Begin

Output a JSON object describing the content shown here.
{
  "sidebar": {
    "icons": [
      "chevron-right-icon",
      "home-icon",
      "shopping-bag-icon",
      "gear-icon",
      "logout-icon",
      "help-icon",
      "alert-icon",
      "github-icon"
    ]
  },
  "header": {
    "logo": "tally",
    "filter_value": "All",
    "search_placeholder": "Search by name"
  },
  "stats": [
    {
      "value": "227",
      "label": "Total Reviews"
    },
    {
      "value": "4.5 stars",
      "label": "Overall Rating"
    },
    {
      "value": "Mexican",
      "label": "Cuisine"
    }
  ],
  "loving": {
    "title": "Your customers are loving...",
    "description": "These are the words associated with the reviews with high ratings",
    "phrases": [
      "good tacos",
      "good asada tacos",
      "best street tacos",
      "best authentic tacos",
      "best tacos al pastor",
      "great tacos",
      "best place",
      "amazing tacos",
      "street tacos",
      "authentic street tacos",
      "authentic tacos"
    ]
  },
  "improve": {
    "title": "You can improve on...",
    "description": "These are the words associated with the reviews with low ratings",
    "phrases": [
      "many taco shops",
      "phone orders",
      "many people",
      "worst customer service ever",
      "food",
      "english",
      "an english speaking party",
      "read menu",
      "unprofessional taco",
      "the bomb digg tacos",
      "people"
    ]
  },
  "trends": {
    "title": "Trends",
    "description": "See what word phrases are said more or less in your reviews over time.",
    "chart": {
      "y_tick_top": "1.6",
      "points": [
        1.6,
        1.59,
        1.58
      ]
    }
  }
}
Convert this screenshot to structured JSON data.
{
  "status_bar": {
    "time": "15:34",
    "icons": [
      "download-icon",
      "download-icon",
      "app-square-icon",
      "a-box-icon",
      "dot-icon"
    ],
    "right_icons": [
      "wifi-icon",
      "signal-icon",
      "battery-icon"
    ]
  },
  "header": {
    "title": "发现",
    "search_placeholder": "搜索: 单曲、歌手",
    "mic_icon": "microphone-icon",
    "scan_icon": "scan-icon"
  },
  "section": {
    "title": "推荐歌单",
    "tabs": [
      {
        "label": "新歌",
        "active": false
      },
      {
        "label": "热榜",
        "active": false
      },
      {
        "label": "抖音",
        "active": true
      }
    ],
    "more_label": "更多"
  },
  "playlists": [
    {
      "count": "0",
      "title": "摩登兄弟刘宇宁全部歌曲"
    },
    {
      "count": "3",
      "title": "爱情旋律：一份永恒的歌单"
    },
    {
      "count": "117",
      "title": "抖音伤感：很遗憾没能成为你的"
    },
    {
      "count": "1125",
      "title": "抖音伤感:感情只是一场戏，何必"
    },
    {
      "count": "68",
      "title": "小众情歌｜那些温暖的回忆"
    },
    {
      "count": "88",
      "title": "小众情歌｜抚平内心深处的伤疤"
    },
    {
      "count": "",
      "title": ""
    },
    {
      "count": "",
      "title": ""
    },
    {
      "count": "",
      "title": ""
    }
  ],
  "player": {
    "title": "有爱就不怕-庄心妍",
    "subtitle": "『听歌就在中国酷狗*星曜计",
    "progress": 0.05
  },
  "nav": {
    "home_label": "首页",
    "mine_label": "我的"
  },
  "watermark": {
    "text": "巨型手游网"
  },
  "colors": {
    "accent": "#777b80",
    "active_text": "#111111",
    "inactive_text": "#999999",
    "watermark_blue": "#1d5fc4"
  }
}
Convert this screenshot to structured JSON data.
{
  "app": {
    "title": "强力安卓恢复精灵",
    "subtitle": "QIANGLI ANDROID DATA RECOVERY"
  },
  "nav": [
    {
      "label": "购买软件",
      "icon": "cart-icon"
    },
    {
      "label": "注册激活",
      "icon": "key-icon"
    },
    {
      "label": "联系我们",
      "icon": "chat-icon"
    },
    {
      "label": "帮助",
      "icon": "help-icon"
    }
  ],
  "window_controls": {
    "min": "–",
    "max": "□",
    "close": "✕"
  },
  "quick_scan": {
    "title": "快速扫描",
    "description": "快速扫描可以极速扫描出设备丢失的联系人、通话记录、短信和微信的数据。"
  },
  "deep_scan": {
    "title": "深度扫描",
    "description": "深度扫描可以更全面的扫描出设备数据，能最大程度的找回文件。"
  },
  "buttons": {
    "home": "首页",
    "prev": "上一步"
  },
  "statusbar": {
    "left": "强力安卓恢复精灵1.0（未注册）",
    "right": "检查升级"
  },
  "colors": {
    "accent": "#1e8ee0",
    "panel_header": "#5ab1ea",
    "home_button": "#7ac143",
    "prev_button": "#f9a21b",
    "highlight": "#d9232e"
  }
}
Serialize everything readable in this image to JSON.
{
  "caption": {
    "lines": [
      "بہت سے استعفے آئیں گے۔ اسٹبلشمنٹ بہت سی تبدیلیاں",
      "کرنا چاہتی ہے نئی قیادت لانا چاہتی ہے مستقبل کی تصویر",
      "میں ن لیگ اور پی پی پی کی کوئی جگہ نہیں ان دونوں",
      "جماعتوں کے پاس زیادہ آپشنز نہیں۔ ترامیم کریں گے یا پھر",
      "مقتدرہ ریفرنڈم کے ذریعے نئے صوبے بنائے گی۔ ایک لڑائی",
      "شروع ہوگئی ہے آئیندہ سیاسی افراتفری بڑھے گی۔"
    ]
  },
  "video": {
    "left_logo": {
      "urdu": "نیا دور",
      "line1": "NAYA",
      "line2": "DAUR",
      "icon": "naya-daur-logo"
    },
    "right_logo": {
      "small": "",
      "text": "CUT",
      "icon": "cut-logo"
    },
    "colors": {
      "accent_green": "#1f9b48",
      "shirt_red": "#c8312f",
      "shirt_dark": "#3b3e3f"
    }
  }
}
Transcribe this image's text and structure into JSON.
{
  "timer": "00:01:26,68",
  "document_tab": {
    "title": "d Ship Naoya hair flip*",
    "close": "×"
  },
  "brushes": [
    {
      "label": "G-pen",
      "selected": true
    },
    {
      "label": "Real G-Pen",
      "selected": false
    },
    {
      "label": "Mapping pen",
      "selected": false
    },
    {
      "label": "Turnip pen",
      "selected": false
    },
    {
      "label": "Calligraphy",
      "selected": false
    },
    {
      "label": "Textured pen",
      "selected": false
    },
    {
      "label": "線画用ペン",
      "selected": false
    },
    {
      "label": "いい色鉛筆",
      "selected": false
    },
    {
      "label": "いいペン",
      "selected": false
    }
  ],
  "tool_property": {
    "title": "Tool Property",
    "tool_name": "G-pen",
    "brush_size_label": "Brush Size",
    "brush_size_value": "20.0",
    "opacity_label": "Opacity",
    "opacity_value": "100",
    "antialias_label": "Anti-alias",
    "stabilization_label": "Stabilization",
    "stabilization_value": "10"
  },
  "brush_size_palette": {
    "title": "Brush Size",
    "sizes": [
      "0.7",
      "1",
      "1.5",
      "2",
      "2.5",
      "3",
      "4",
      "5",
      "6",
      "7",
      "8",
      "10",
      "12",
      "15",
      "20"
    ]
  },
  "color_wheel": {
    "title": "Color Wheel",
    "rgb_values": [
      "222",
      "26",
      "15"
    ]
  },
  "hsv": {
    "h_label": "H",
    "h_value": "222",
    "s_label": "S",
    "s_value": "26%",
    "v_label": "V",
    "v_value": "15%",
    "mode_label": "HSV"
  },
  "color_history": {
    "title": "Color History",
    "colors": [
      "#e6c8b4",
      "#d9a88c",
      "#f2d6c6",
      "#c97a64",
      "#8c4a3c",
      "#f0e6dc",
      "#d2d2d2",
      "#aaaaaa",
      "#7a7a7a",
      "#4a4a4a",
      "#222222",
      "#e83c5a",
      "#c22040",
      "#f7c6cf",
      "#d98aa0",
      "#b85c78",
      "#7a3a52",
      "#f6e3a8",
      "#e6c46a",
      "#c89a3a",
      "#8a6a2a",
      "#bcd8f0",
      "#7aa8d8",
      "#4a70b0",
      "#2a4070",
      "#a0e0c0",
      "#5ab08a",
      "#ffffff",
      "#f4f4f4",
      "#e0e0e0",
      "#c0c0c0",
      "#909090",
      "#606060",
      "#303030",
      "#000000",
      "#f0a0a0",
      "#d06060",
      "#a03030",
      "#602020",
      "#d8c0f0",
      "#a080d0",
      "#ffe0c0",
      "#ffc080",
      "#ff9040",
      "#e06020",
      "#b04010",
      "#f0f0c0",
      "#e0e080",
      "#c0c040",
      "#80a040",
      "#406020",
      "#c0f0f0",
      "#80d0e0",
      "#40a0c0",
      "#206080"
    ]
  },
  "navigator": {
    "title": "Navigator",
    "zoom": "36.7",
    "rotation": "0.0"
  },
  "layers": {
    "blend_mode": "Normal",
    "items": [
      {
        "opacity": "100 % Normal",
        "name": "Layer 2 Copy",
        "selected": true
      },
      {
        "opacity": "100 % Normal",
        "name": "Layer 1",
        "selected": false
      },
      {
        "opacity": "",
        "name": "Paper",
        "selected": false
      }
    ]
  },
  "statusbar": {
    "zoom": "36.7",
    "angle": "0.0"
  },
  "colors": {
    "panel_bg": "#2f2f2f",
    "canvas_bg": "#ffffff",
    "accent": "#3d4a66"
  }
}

End

Given problem – Copy each line of the entries that includes the word "street".

Written response –
      "best street tacos",
      "street tacos",
      "authentic street tacos",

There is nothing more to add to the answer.